■ The exercise
From the entries below, copy every line where the string "Version" appears.

----

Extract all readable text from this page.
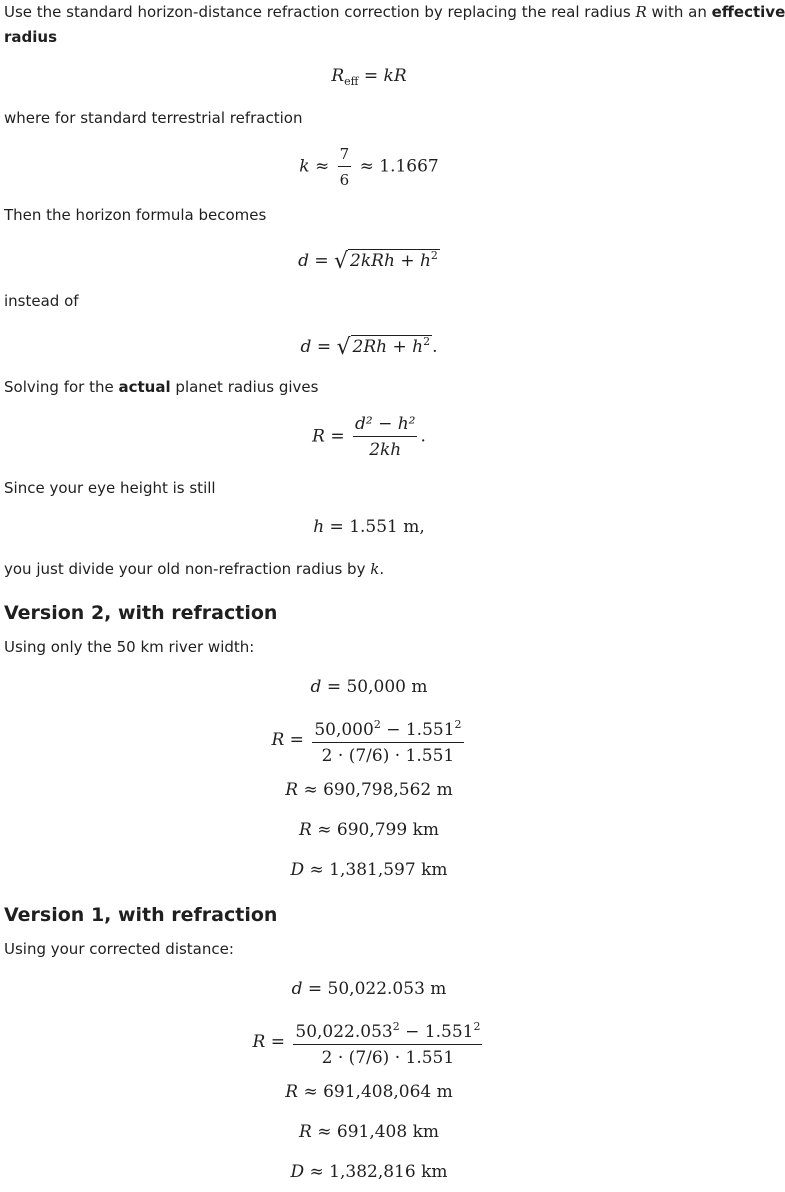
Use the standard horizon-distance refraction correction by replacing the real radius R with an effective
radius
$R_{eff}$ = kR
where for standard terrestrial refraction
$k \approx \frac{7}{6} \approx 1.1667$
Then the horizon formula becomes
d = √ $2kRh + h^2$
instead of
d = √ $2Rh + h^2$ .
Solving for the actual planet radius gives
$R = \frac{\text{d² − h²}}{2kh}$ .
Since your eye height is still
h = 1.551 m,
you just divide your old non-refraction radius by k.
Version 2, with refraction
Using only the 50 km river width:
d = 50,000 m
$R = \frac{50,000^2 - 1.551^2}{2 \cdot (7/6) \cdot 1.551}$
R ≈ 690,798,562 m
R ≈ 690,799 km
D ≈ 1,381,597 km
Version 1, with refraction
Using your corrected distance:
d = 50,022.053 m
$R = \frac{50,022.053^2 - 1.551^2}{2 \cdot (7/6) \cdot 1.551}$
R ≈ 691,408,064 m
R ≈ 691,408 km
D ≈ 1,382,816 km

----

■ Worked answer
Version 2, with refraction
Version 1, with refraction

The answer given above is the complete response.